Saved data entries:
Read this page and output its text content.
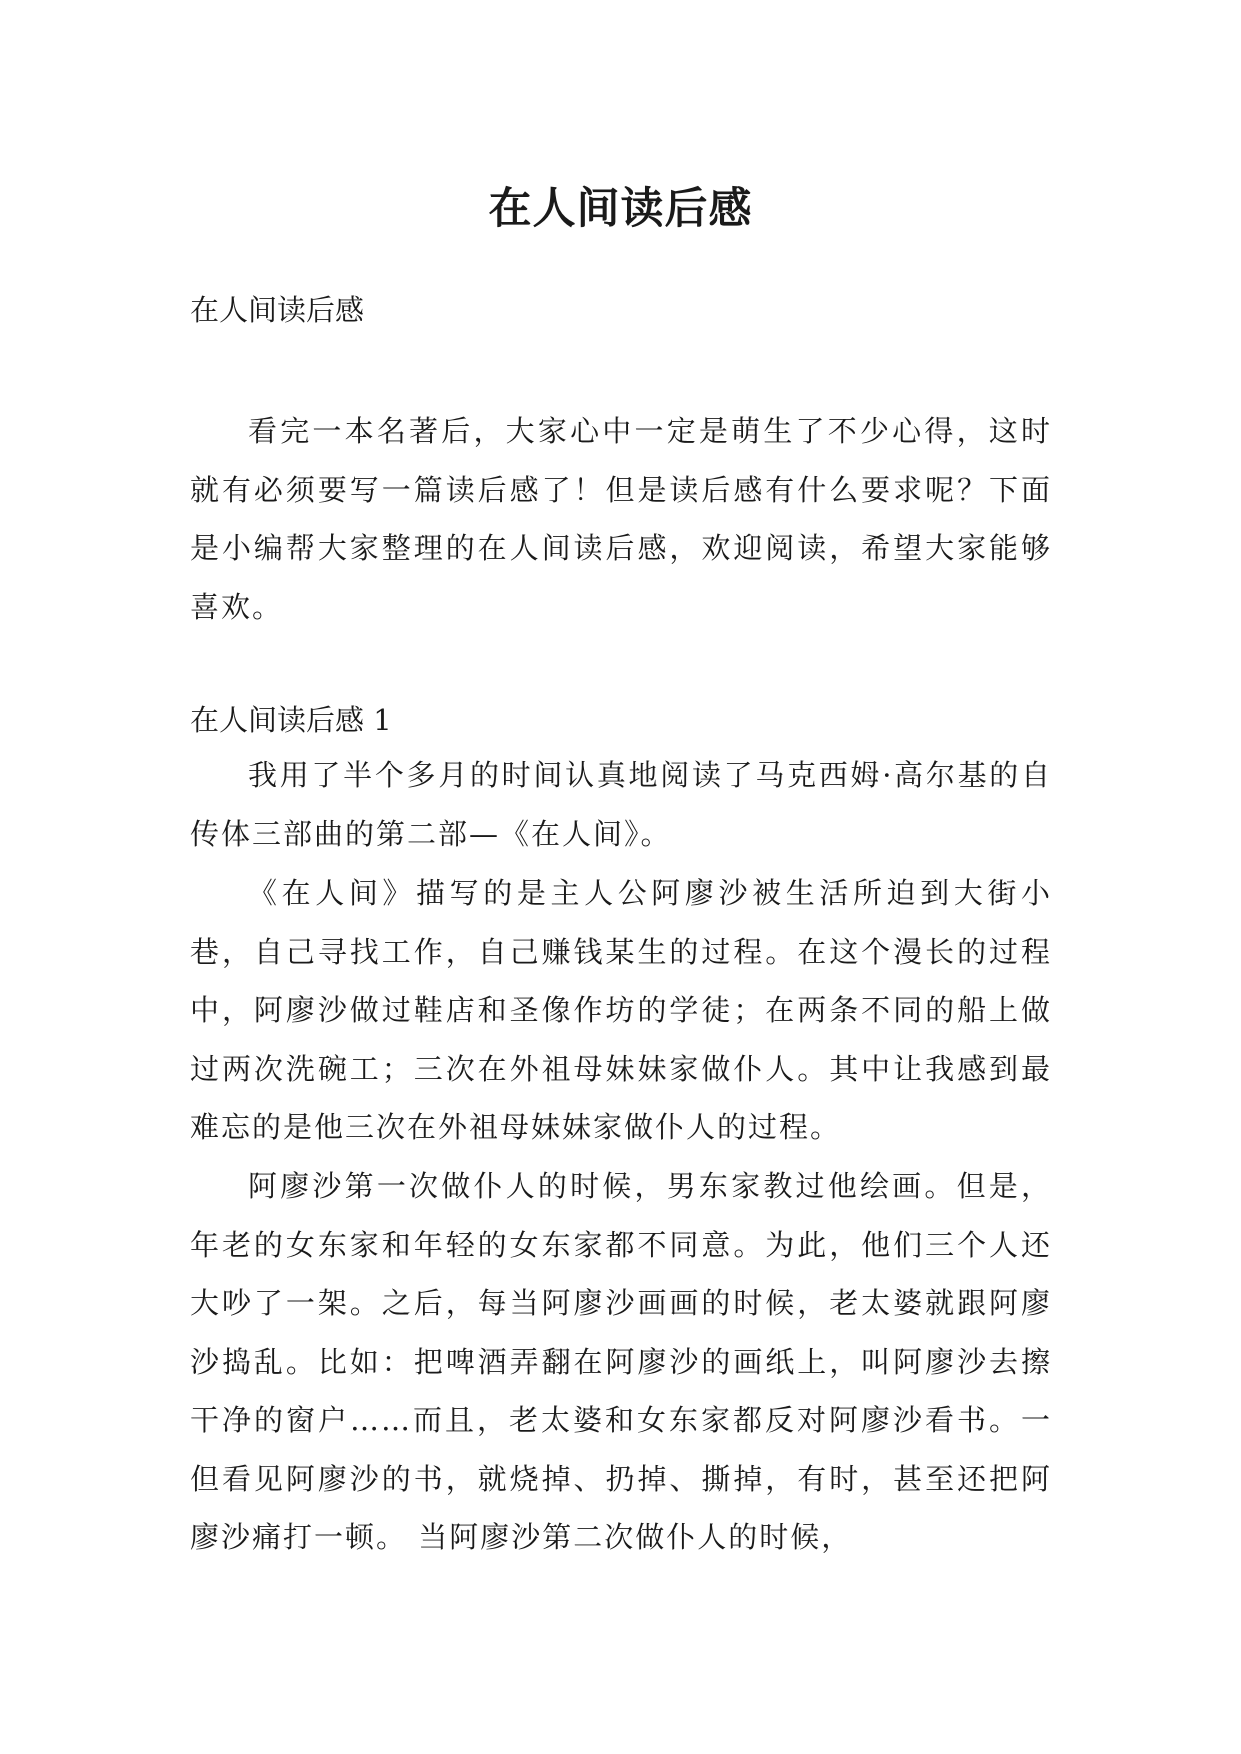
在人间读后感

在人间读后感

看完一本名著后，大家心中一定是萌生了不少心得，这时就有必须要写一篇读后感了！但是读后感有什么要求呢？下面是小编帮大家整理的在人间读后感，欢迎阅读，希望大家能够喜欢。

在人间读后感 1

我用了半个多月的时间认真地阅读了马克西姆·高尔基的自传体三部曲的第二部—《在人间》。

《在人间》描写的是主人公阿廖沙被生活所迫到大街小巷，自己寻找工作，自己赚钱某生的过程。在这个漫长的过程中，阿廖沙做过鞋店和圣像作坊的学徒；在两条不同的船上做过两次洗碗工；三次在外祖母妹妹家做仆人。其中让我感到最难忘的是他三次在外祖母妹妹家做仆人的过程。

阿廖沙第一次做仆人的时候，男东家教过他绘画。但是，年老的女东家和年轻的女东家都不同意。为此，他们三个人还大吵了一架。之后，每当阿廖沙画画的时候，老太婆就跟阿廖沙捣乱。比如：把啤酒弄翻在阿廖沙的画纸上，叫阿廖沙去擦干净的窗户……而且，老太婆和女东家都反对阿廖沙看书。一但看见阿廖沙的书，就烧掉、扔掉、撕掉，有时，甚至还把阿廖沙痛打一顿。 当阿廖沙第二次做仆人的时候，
* * *
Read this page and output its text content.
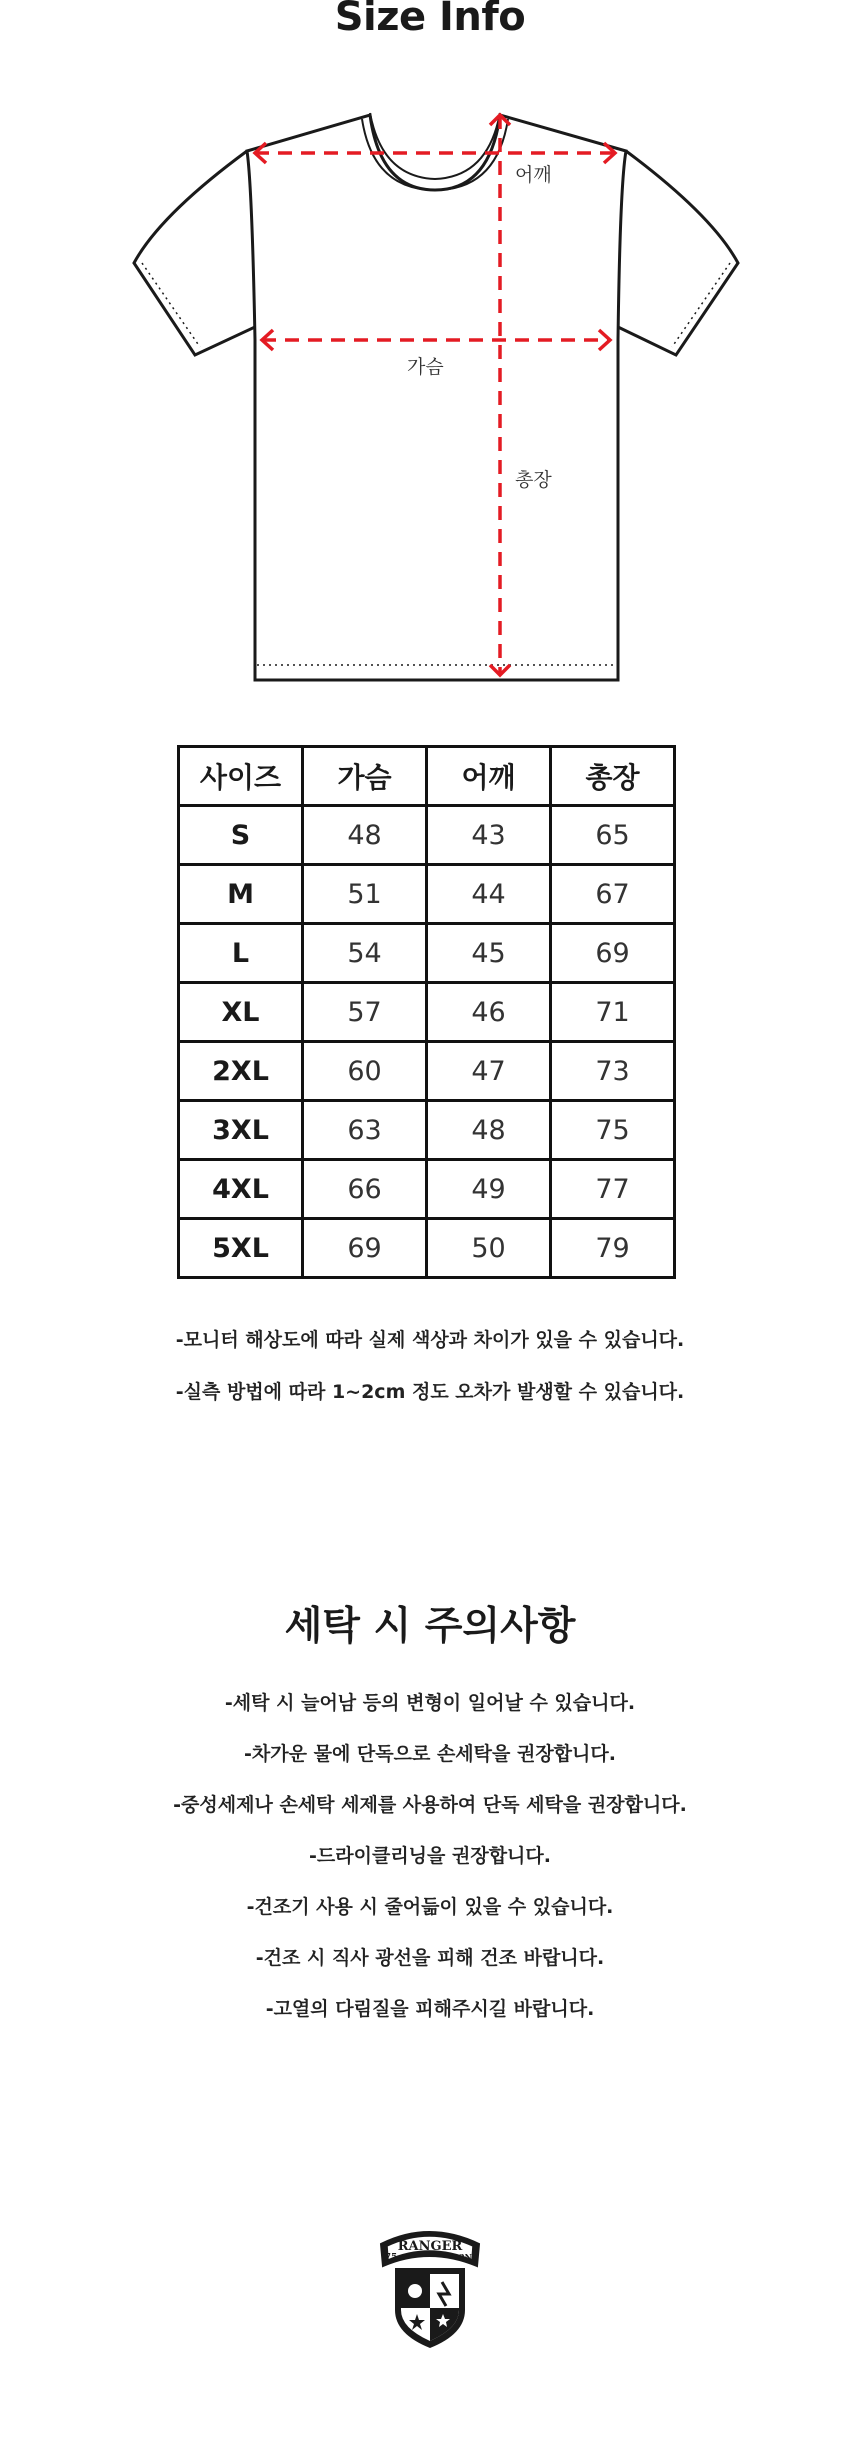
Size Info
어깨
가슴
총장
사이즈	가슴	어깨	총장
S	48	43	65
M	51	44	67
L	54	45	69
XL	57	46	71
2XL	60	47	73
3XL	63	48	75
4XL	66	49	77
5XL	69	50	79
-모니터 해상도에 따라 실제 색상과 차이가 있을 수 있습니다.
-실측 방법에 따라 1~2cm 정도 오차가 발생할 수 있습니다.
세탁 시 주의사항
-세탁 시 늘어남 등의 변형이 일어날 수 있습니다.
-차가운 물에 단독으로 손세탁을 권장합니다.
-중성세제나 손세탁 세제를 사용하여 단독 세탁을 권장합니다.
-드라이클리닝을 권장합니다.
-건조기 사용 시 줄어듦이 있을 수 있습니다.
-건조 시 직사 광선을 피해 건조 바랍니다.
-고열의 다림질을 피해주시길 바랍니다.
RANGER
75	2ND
* * *
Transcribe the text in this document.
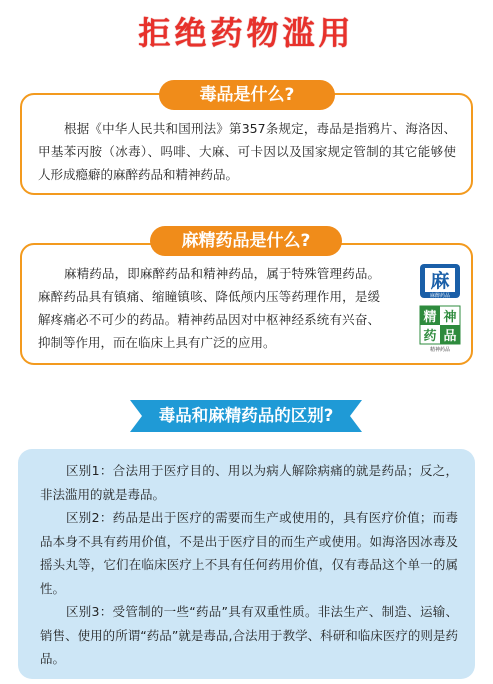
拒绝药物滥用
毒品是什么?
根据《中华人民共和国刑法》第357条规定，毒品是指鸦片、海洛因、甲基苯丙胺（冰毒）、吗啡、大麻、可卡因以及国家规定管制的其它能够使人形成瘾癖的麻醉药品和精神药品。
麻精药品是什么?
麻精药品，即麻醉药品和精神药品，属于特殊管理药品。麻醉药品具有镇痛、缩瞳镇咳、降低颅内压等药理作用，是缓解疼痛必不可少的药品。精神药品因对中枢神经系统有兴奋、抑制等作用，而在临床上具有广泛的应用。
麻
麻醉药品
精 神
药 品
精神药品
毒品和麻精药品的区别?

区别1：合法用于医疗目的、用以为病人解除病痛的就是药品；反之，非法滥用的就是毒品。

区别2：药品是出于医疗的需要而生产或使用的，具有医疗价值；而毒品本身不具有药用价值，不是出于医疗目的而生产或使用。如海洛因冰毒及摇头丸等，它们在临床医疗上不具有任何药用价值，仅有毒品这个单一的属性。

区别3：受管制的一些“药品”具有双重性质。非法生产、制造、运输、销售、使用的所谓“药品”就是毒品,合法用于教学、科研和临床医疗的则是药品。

## Set task
Which lines in the listing above hold the word "바랍니다"? Show each of them.

## Output for this exercise
-건조 시 직사 광선을 피해 건조 바랍니다.
-고열의 다림질을 피해주시길 바랍니다.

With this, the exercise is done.